▸ Exercise goal: List each line in which the string "your" appears.

▸ Record excerpts:
----------
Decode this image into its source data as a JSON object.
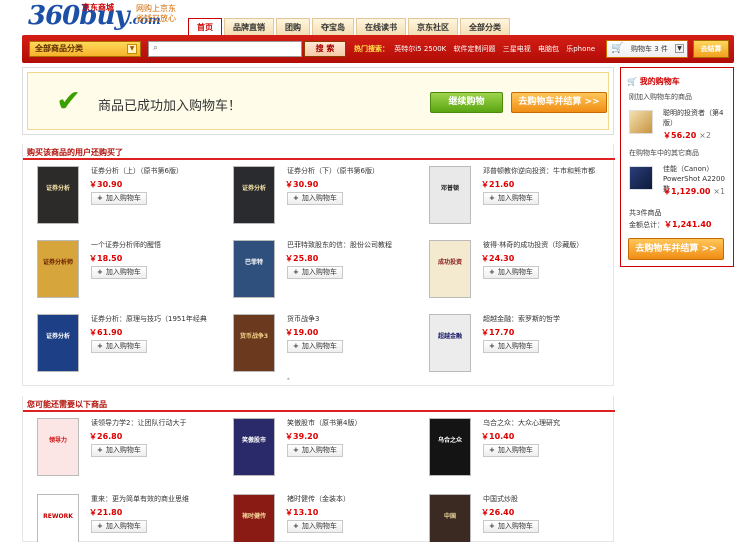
{
  "header": {
    "logo_main": "360buy",
    "logo_com": ".com",
    "logo_cn": "京东商城",
    "slogan_line1": "网购上京东",
    "slogan_line2": "省钱又放心",
    "nav": [
      "首页",
      "品牌直销",
      "团购",
      "夺宝岛",
      "在线读书",
      "京东社区",
      "全部分类"
    ],
    "category_label": "全部商品分类",
    "search_placeholder": "",
    "search_button": "搜 索",
    "hot_label": "热门搜索：",
    "hot_terms": [
      "英特尔i5 2500K",
      "软件定制问题",
      "三星电视",
      "电脑包",
      "乐phone"
    ],
    "cart_label": "购物车 3 件",
    "checkout_label": "去结算"
  },
  "success": {
    "message": "商品已成功加入购物车！",
    "continue_label": "继续购物",
    "pay_label": "去购物车并结算 >>"
  },
  "section1": {
    "title": "购买该商品的用户还购买了",
    "items": [
      {
        "name": "证券分析（上）（原书第6版）",
        "price": "￥30.90",
        "add": "加入购物车",
        "cover_text": "证券分析",
        "cover_bg": "#2d2a2a",
        "cover_fg": "#f5e3a8"
      },
      {
        "name": "证券分析（下）（原书第6版）",
        "price": "￥30.90",
        "add": "加入购物车",
        "cover_text": "证券分析",
        "cover_bg": "#2a2b2f",
        "cover_fg": "#f5e3a8"
      },
      {
        "name": "邓普顿教你逆向投资：牛市和熊市都",
        "price": "￥21.60",
        "add": "加入购物车",
        "cover_text": "邓普顿",
        "cover_bg": "#e9e9e9",
        "cover_fg": "#222222"
      },
      {
        "name": "一个证券分析师的醒悟",
        "price": "￥18.50",
        "add": "加入购物车",
        "cover_text": "证券分析师",
        "cover_bg": "#d6a53b",
        "cover_fg": "#6a1f00"
      },
      {
        "name": "巴菲特致股东的信：股份公司教程",
        "price": "￥25.80",
        "add": "加入购物车",
        "cover_text": "巴菲特",
        "cover_bg": "#2f4f7c",
        "cover_fg": "#ffffff"
      },
      {
        "name": "彼得·林奇的成功投资（珍藏版）",
        "price": "￥24.30",
        "add": "加入购物车",
        "cover_text": "成功投资",
        "cover_bg": "#f3ead0",
        "cover_fg": "#8a1a1a"
      },
      {
        "name": "证券分析：原理与技巧（1951年经典",
        "price": "￥61.90",
        "add": "加入购物车",
        "cover_text": "证券分析",
        "cover_bg": "#1c3f85",
        "cover_fg": "#ffffff"
      },
      {
        "name": "货币战争3",
        "price": "￥19.00",
        "add": "加入购物车",
        "cover_text": "货币战争3",
        "cover_bg": "#6b3a1e",
        "cover_fg": "#f3d28a"
      },
      {
        "name": "超越金融：索罗斯的哲学",
        "price": "￥17.70",
        "add": "加入购物车",
        "cover_text": "超越金融",
        "cover_bg": "#ececec",
        "cover_fg": "#1d1d6b"
      }
    ]
  },
  "section2": {
    "title": "您可能还需要以下商品",
    "items": [
      {
        "name": "读领导力学2：让团队行动大于",
        "price": "￥26.80",
        "add": "加入购物车",
        "cover_text": "领导力",
        "cover_bg": "#fbe5e5",
        "cover_fg": "#cc1111"
      },
      {
        "name": "笑傲股市（原书第4版）",
        "price": "￥39.20",
        "add": "加入购物车",
        "cover_text": "笑傲股市",
        "cover_bg": "#2a2a6a",
        "cover_fg": "#ffffff"
      },
      {
        "name": "乌合之众：大众心理研究",
        "price": "￥10.40",
        "add": "加入购物车",
        "cover_text": "乌合之众",
        "cover_bg": "#141414",
        "cover_fg": "#ffffff"
      },
      {
        "name": "重来：更为简单有效的商业思维",
        "price": "￥21.80",
        "add": "加入购物车",
        "cover_text": "REWORK",
        "cover_bg": "#ffffff",
        "cover_fg": "#c00000"
      },
      {
        "name": "褚时健传（金装本）",
        "price": "￥13.10",
        "add": "加入购物车",
        "cover_text": "褚时健传",
        "cover_bg": "#8a1a14",
        "cover_fg": "#f4d59a"
      },
      {
        "name": "中国式炒股",
        "price": "￥26.40",
        "add": "加入购物车",
        "cover_text": "中国",
        "cover_bg": "#3a2a22",
        "cover_fg": "#f0d9a0"
      }
    ]
  },
  "cart": {
    "title": "我的购物车",
    "added_label": "刚加入购物车的商品",
    "added_item": {
      "name": "聪明的投资者（第4版）",
      "price": "￥56.20",
      "qty": "×2"
    },
    "other_label": "在购物车中的其它商品",
    "other_item": {
      "name": "佳能（Canon）PowerShot A2200 数",
      "price": "￥1,129.00",
      "qty": "×1"
    },
    "total_count": "共3件商品",
    "total_amount_label": "金额总计：",
    "total_amount": "￥1,241.40",
    "pay_label": "去购物车并结算 >>"
  },
  "colors": {
    "accent": "#c00000",
    "green": "#3aa000",
    "price": "#dd0000"
  }
}
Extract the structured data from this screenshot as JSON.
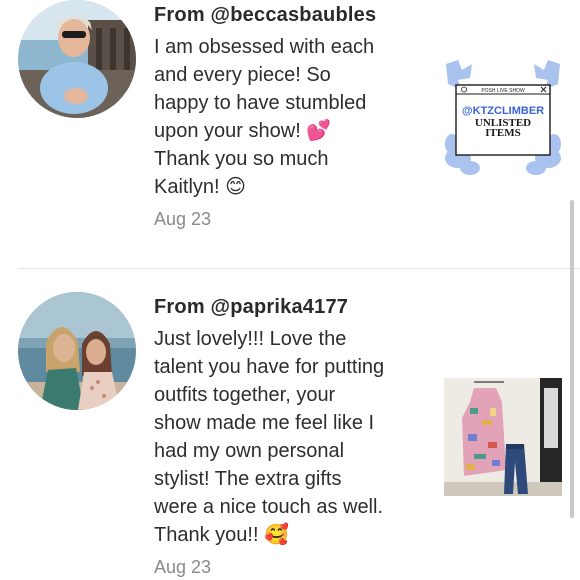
{
  "reviews": [
    {
      "from": "From @beccasbaubles",
      "text_lines": [
        "I am obsessed with each",
        "and every piece! So",
        "happy to have stumbled",
        "upon your show! 💕",
        "Thank you so much",
        "Kaitlyn! 😊"
      ],
      "date": "Aug 23",
      "thumbnail": {
        "header": "POSH LIVE SHOW",
        "handle": "@KTZCLIMBER",
        "title_line1": "UNLISTED",
        "title_line2": "ITEMS"
      }
    },
    {
      "from": "From @paprika4177",
      "text_lines": [
        "Just lovely!!! Love the",
        "talent you have for putting",
        "outfits together, your",
        "show made me feel like I",
        "had my own personal",
        "stylist! The extra gifts",
        "were a nice touch as well.",
        "Thank you!! 🥰"
      ],
      "date": "Aug 23"
    }
  ],
  "colors": {
    "accent_blue": "#3b63d6",
    "flower_blue": "#a9c2ee",
    "date_gray": "#8a8a8a"
  }
}
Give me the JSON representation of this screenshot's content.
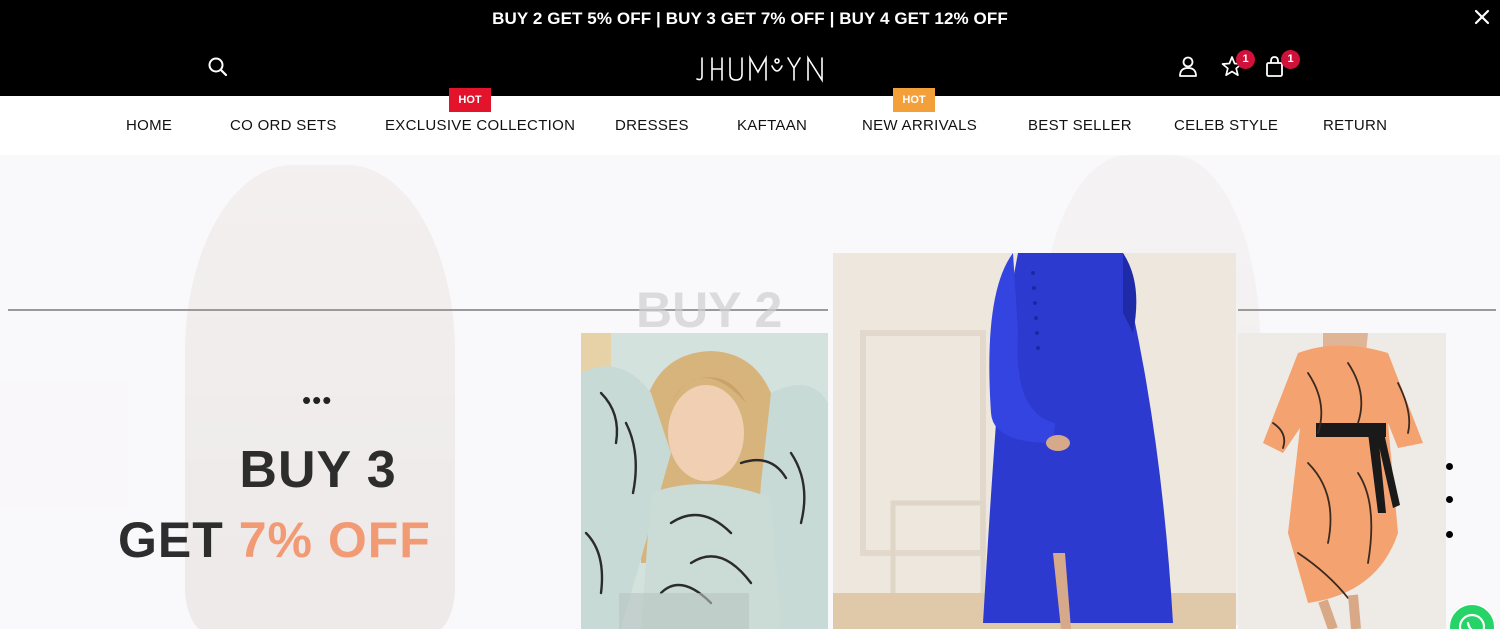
{
  "announcement": {
    "text": "BUY 2 GET 5% OFF | BUY 3 GET 7% OFF | BUY 4 GET 12% OFF"
  },
  "header": {
    "logo_text": "JHUMKYN",
    "wishlist_count": "1",
    "cart_count": "1"
  },
  "nav": {
    "items": [
      {
        "label": "HOME"
      },
      {
        "label": "CO ORD SETS"
      },
      {
        "label": "EXCLUSIVE COLLECTION",
        "tag": "HOT"
      },
      {
        "label": "DRESSES"
      },
      {
        "label": "KAFTAAN"
      },
      {
        "label": "NEW ARRIVALS",
        "tag": "HOT"
      },
      {
        "label": "BEST SELLER"
      },
      {
        "label": "CELEB STYLE"
      },
      {
        "label": "RETURN"
      }
    ]
  },
  "hero": {
    "line1": "BUY 3",
    "line2_prefix": "GET ",
    "line2_accent": "7% OFF",
    "watermark": "BUY 2"
  },
  "colors": {
    "hot_red": "#e3132b",
    "hot_orange": "#f3a03a",
    "badge": "#d0123a",
    "accent": "#f19a74"
  }
}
----------
▸ Solution for this problem:
        "upon your show! 💕",
        "outfits together, your",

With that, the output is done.